» Task instructions:
Transcribe the records below exactly as they appear.

» Entries:
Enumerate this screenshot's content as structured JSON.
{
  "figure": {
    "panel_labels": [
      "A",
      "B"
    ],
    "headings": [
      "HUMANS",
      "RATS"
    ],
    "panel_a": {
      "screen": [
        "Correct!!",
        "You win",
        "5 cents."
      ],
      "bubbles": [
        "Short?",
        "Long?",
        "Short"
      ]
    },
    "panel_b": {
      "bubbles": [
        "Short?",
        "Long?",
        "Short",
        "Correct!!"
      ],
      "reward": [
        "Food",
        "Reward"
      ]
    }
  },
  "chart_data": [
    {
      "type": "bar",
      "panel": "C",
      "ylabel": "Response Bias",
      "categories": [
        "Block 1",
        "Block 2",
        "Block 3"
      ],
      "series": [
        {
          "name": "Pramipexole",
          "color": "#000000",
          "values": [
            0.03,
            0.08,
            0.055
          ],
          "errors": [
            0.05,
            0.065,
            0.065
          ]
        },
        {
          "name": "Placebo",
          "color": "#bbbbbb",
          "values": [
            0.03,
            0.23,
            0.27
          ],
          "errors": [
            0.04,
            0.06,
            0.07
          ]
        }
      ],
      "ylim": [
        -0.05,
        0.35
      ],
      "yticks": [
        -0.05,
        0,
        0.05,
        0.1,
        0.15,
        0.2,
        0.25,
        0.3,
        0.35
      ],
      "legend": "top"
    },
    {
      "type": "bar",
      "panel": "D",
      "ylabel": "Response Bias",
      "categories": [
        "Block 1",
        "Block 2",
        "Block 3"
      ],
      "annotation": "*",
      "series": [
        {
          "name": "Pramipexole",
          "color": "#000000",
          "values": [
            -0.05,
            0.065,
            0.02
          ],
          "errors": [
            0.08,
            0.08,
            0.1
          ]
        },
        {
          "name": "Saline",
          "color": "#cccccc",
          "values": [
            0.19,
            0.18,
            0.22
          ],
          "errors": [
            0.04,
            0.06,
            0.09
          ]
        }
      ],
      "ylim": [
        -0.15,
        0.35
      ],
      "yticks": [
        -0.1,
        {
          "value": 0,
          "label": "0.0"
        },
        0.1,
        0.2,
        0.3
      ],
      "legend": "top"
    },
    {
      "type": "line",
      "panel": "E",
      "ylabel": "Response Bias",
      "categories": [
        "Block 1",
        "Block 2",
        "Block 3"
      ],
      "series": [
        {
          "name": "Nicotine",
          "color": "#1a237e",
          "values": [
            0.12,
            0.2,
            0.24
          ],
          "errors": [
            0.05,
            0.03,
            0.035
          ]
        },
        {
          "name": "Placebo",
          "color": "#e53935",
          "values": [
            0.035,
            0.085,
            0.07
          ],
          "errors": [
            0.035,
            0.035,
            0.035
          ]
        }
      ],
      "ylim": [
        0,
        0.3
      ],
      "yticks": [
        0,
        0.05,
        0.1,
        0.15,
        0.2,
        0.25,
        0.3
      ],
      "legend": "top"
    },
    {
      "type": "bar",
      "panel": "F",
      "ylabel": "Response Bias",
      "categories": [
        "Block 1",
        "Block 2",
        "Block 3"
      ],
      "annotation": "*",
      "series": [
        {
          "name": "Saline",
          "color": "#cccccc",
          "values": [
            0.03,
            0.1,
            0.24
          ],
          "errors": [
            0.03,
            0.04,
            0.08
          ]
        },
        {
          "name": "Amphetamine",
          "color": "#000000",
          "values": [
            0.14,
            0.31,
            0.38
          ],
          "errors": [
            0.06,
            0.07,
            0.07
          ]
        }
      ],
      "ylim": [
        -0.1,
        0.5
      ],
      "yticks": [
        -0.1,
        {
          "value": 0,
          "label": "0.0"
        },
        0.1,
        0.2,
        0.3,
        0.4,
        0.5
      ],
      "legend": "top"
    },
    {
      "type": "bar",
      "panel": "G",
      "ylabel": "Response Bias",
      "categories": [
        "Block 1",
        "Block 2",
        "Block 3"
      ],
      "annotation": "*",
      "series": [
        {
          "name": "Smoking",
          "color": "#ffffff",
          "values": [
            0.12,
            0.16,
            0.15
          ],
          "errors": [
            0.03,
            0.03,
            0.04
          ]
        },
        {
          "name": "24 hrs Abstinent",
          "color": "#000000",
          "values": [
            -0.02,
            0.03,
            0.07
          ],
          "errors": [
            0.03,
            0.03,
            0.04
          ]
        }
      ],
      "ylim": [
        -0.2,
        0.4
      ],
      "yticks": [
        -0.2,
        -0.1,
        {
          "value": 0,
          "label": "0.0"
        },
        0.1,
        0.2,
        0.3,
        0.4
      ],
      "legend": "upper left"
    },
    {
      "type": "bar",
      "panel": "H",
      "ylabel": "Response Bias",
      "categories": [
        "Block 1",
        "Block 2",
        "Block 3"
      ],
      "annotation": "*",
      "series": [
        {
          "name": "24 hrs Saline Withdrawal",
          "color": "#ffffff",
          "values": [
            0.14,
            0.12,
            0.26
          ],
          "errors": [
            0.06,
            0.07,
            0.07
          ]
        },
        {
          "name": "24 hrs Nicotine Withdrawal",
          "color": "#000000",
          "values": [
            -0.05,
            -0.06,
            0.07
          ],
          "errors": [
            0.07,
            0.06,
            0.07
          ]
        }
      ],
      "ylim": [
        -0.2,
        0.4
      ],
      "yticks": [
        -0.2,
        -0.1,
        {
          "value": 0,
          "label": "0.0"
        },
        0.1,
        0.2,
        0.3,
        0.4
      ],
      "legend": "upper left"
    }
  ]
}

» Answer to this problem:
Enumerate this screenshot's content as structured JSON.
{
  "figure": {
    "panel_labels": [
      "A",
      "B"
    ],
    "headings": [
      "HUMANS",
      "RATS"
    ],
    "panel_a": {
      "screen": [
        "Correct!!",
        "You win",
        "5 cents."
      ],
      "bubbles": [
        "Short?",
        "Long?",
        "Short"
      ]
    },
    "panel_b": {
      "bubbles": [
        "Short?",
        "Long?",
        "Short",
        "Correct!!"
      ],
      "reward": [
        "Food",
        "Reward"
      ]
    }
  },
  "chart_data": [
    {
      "type": "bar",
      "panel": "C",
      "ylabel": "Response Bias",
      "categories": [
        "Block 1",
        "Block 2",
        "Block 3"
      ],
      "series": [
        {
          "name": "Pramipexole",
          "color": "#000000",
          "values": [
            0.03,
            0.08,
            0.055
          ],
          "errors": [
            0.05,
            0.065,
            0.065
          ]
        },
        {
          "name": "Placebo",
          "color": "#bbbbbb",
          "values": [
            0.03,
            0.23,
            0.27
          ],
          "errors": [
            0.04,
            0.06,
            0.07
          ]
        }
      ],
      "ylim": [
        -0.05,
        0.35
      ],
      "yticks": [
        -0.05,
        0,
        0.05,
        0.1,
        0.15,
        0.2,
        0.25,
        0.3,
        0.35
      ],
      "legend": "top"
    },
    {
      "type": "bar",
      "panel": "D",
      "ylabel": "Response Bias",
      "categories": [
        "Block 1",
        "Block 2",
        "Block 3"
      ],
      "annotation": "*",
      "series": [
        {
          "name": "Pramipexole",
          "color": "#000000",
          "values": [
            -0.05,
            0.065,
            0.02
          ],
          "errors": [
            0.08,
            0.08,
            0.1
          ]
        },
        {
          "name": "Saline",
          "color": "#cccccc",
          "values": [
            0.19,
            0.18,
            0.22
          ],
          "errors": [
            0.04,
            0.06,
            0.09
          ]
        }
      ],
      "ylim": [
        -0.15,
        0.35
      ],
      "yticks": [
        -0.1,
        {
          "value": 0,
          "label": "0.0"
        },
        0.1,
        0.2,
        0.3
      ],
      "legend": "top"
    },
    {
      "type": "line",
      "panel": "E",
      "ylabel": "Response Bias",
      "categories": [
        "Block 1",
        "Block 2",
        "Block 3"
      ],
      "series": [
        {
          "name": "Nicotine",
          "color": "#1a237e",
          "values": [
            0.12,
            0.2,
            0.24
          ],
          "errors": [
            0.05,
            0.03,
            0.035
          ]
        },
        {
          "name": "Placebo",
          "color": "#e53935",
          "values": [
            0.035,
            0.085,
            0.07
          ],
          "errors": [
            0.035,
            0.035,
            0.035
          ]
        }
      ],
      "ylim": [
        0,
        0.3
      ],
      "yticks": [
        0,
        0.05,
        0.1,
        0.15,
        0.2,
        0.25,
        0.3
      ],
      "legend": "top"
    },
    {
      "type": "bar",
      "panel": "F",
      "ylabel": "Response Bias",
      "categories": [
        "Block 1",
        "Block 2",
        "Block 3"
      ],
      "annotation": "*",
      "series": [
        {
          "name": "Saline",
          "color": "#cccccc",
          "values": [
            0.03,
            0.1,
            0.24
          ],
          "errors": [
            0.03,
            0.04,
            0.08
          ]
        },
        {
          "name": "Amphetamine",
          "color": "#000000",
          "values": [
            0.14,
            0.31,
            0.38
          ],
          "errors": [
            0.06,
            0.07,
            0.07
          ]
        }
      ],
      "ylim": [
        -0.1,
        0.5
      ],
      "yticks": [
        -0.1,
        {
          "value": 0,
          "label": "0.0"
        },
        0.1,
        0.2,
        0.3,
        0.4,
        0.5
      ],
      "legend": "top"
    },
    {
      "type": "bar",
      "panel": "G",
      "ylabel": "Response Bias",
      "categories": [
        "Block 1",
        "Block 2",
        "Block 3"
      ],
      "annotation": "*",
      "series": [
        {
          "name": "Smoking",
          "color": "#ffffff",
          "values": [
            0.12,
            0.16,
            0.15
          ],
          "errors": [
            0.03,
            0.03,
            0.04
          ]
        },
        {
          "name": "24 hrs Abstinent",
          "color": "#000000",
          "values": [
            -0.02,
            0.03,
            0.07
          ],
          "errors": [
            0.03,
            0.03,
            0.04
          ]
        }
      ],
      "ylim": [
        -0.2,
        0.4
      ],
      "yticks": [
        -0.2,
        -0.1,
        {
          "value": 0,
          "label": "0.0"
        },
        0.1,
        0.2,
        0.3,
        0.4
      ],
      "legend": "upper left"
    },
    {
      "type": "bar",
      "panel": "H",
      "ylabel": "Response Bias",
      "categories": [
        "Block 1",
        "Block 2",
        "Block 3"
      ],
      "annotation": "*",
      "series": [
        {
          "name": "24 hrs Saline Withdrawal",
          "color": "#ffffff",
          "values": [
            0.14,
            0.12,
            0.26
          ],
          "errors": [
            0.06,
            0.07,
            0.07
          ]
        },
        {
          "name": "24 hrs Nicotine Withdrawal",
          "color": "#000000",
          "values": [
            -0.05,
            -0.06,
            0.07
          ],
          "errors": [
            0.07,
            0.06,
            0.07
          ]
        }
      ],
      "ylim": [
        -0.2,
        0.4
      ],
      "yticks": [
        -0.2,
        -0.1,
        {
          "value": 0,
          "label": "0.0"
        },
        0.1,
        0.2,
        0.3,
        0.4
      ],
      "legend": "upper left"
    }
  ]
}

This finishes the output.